*** Supplied entries ***

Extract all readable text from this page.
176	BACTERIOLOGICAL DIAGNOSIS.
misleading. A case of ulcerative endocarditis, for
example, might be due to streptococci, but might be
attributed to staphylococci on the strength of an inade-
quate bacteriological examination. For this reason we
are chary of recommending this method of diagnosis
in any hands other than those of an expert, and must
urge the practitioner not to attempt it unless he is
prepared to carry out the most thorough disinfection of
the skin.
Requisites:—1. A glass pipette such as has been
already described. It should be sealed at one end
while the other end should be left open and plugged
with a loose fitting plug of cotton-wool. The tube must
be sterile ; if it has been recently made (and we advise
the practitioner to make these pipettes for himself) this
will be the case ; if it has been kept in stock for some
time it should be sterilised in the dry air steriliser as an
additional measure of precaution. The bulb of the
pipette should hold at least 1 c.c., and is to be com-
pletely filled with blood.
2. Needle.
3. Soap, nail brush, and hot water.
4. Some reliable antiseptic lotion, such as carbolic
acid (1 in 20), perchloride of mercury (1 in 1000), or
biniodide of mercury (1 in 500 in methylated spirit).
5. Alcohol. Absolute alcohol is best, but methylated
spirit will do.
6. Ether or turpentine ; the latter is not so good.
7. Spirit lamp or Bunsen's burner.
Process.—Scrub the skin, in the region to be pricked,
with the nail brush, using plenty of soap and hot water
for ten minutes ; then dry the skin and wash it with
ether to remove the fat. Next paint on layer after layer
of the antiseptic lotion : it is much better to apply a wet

***
*** Supplied entries ***

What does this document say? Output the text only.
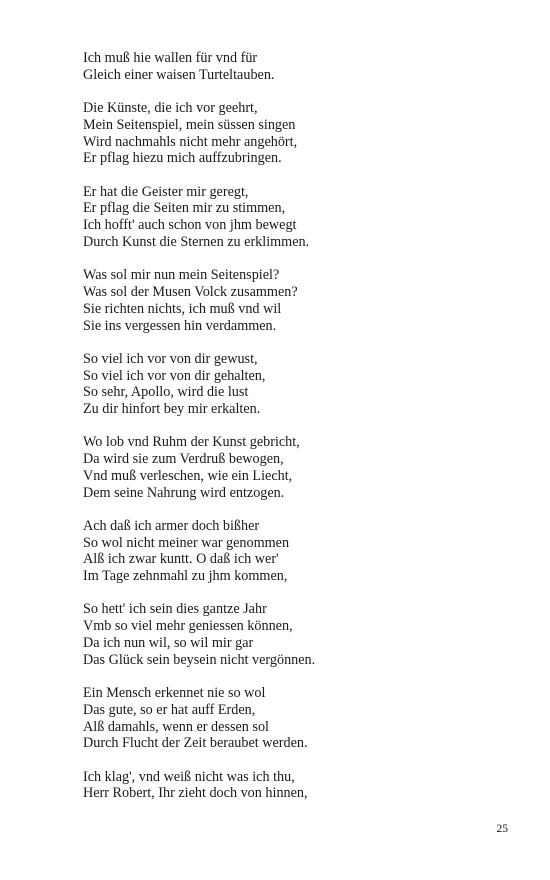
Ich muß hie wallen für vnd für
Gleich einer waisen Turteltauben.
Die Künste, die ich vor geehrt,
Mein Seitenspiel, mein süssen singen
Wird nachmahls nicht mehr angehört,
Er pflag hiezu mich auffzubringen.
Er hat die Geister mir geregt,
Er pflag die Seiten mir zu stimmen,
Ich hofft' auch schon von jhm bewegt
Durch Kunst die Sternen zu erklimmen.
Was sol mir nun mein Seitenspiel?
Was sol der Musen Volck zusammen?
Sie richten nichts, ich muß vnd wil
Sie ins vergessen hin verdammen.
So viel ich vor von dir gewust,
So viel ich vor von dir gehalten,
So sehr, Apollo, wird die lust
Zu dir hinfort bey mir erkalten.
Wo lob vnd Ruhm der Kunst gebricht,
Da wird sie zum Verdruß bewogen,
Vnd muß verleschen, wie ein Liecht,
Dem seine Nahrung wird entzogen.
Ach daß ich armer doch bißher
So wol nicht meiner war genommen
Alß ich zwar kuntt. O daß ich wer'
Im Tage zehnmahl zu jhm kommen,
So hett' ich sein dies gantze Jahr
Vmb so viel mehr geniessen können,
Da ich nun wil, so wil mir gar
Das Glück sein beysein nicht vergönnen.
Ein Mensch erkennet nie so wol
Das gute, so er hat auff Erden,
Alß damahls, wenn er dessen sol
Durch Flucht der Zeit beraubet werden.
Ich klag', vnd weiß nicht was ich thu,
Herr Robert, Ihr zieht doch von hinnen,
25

***

#### Problem description:
Among the entries, how many lines hold the word "practitioner"? Please answer with only that number.

#### Result of the exercise:
2